──────── Supplied information

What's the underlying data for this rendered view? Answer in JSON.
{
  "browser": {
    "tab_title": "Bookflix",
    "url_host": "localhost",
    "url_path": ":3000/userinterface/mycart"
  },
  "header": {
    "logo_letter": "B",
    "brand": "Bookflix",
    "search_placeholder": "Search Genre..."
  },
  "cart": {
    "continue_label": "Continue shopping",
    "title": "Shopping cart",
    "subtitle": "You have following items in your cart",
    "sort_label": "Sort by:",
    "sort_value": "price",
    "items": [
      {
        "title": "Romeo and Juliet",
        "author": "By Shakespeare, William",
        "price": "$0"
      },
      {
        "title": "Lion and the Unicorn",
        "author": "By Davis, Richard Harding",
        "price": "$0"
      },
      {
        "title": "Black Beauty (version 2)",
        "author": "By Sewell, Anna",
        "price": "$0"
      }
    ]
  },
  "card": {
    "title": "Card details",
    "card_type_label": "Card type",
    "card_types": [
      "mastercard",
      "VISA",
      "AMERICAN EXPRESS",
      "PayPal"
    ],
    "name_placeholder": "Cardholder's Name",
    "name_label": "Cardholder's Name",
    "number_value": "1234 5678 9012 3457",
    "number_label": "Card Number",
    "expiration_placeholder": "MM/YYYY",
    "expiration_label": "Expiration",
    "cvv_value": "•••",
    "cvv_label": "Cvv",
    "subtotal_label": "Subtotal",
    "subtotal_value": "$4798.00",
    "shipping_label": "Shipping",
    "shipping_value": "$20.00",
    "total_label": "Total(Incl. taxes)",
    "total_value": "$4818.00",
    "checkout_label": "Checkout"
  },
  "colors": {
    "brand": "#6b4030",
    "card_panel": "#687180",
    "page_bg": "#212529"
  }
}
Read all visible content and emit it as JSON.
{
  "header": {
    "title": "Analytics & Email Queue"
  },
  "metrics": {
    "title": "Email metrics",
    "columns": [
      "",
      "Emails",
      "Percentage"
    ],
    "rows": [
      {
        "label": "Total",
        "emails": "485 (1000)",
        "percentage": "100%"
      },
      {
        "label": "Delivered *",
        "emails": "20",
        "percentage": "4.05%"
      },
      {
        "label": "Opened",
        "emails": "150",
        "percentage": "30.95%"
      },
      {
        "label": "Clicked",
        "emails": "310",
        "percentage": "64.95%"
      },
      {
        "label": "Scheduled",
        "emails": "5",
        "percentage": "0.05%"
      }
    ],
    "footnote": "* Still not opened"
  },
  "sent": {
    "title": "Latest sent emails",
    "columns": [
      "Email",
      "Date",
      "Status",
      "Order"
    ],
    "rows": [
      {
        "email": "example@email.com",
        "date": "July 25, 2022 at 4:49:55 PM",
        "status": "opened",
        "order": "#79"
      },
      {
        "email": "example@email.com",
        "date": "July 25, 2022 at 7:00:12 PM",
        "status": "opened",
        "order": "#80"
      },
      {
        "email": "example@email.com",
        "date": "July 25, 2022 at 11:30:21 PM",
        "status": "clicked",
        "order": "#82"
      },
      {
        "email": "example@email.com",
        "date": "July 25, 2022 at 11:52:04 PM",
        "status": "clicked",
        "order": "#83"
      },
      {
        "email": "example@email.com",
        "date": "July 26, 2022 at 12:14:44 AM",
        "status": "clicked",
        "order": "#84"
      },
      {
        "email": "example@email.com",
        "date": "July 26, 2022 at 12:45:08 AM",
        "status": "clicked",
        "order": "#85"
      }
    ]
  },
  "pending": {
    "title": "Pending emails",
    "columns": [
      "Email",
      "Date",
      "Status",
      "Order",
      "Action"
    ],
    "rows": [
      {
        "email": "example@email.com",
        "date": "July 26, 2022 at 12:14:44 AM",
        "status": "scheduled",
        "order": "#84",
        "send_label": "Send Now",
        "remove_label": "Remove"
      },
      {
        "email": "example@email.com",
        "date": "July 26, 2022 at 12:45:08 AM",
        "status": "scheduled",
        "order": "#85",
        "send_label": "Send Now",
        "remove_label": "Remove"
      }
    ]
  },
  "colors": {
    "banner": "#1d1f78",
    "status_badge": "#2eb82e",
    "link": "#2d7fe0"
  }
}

────────────────

_Problem details_:
Word for word, write out the data.

_The output_:
What's the underlying data for this rendered view? Answer in JSON.
{
  "browser": {
    "tab_title": "Bookflix",
    "url_host": "localhost",
    "url_path": ":3000/userinterface/mycart"
  },
  "header": {
    "logo_letter": "B",
    "brand": "Bookflix",
    "search_placeholder": "Search Genre..."
  },
  "cart": {
    "continue_label": "Continue shopping",
    "title": "Shopping cart",
    "subtitle": "You have following items in your cart",
    "sort_label": "Sort by:",
    "sort_value": "price",
    "items": [
      {
        "title": "Romeo and Juliet",
        "author": "By Shakespeare, William",
        "price": "$0"
      },
      {
        "title": "Lion and the Unicorn",
        "author": "By Davis, Richard Harding",
        "price": "$0"
      },
      {
        "title": "Black Beauty (version 2)",
        "author": "By Sewell, Anna",
        "price": "$0"
      }
    ]
  },
  "card": {
    "title": "Card details",
    "card_type_label": "Card type",
    "card_types": [
      "mastercard",
      "VISA",
      "AMERICAN EXPRESS",
      "PayPal"
    ],
    "name_placeholder": "Cardholder's Name",
    "name_label": "Cardholder's Name",
    "number_value": "1234 5678 9012 3457",
    "number_label": "Card Number",
    "expiration_placeholder": "MM/YYYY",
    "expiration_label": "Expiration",
    "cvv_value": "•••",
    "cvv_label": "Cvv",
    "subtotal_label": "Subtotal",
    "subtotal_value": "$4798.00",
    "shipping_label": "Shipping",
    "shipping_value": "$20.00",
    "total_label": "Total(Incl. taxes)",
    "total_value": "$4818.00",
    "checkout_label": "Checkout"
  },
  "colors": {
    "brand": "#6b4030",
    "card_panel": "#687180",
    "page_bg": "#212529"
  }
}
Read all visible content and emit it as JSON.
{
  "header": {
    "title": "Analytics & Email Queue"
  },
  "metrics": {
    "title": "Email metrics",
    "columns": [
      "",
      "Emails",
      "Percentage"
    ],
    "rows": [
      {
        "label": "Total",
        "emails": "485 (1000)",
        "percentage": "100%"
      },
      {
        "label": "Delivered *",
        "emails": "20",
        "percentage": "4.05%"
      },
      {
        "label": "Opened",
        "emails": "150",
        "percentage": "30.95%"
      },
      {
        "label": "Clicked",
        "emails": "310",
        "percentage": "64.95%"
      },
      {
        "label": "Scheduled",
        "emails": "5",
        "percentage": "0.05%"
      }
    ],
    "footnote": "* Still not opened"
  },
  "sent": {
    "title": "Latest sent emails",
    "columns": [
      "Email",
      "Date",
      "Status",
      "Order"
    ],
    "rows": [
      {
        "email": "example@email.com",
        "date": "July 25, 2022 at 4:49:55 PM",
        "status": "opened",
        "order": "#79"
      },
      {
        "email": "example@email.com",
        "date": "July 25, 2022 at 7:00:12 PM",
        "status": "opened",
        "order": "#80"
      },
      {
        "email": "example@email.com",
        "date": "July 25, 2022 at 11:30:21 PM",
        "status": "clicked",
        "order": "#82"
      },
      {
        "email": "example@email.com",
        "date": "July 25, 2022 at 11:52:04 PM",
        "status": "clicked",
        "order": "#83"
      },
      {
        "email": "example@email.com",
        "date": "July 26, 2022 at 12:14:44 AM",
        "status": "clicked",
        "order": "#84"
      },
      {
        "email": "example@email.com",
        "date": "July 26, 2022 at 12:45:08 AM",
        "status": "clicked",
        "order": "#85"
      }
    ]
  },
  "pending": {
    "title": "Pending emails",
    "columns": [
      "Email",
      "Date",
      "Status",
      "Order",
      "Action"
    ],
    "rows": [
      {
        "email": "example@email.com",
        "date": "July 26, 2022 at 12:14:44 AM",
        "status": "scheduled",
        "order": "#84",
        "send_label": "Send Now",
        "remove_label": "Remove"
      },
      {
        "email": "example@email.com",
        "date": "July 26, 2022 at 12:45:08 AM",
        "status": "scheduled",
        "order": "#85",
        "send_label": "Send Now",
        "remove_label": "Remove"
      }
    ]
  },
  "colors": {
    "banner": "#1d1f78",
    "status_badge": "#2eb82e",
    "link": "#2d7fe0"
  }
}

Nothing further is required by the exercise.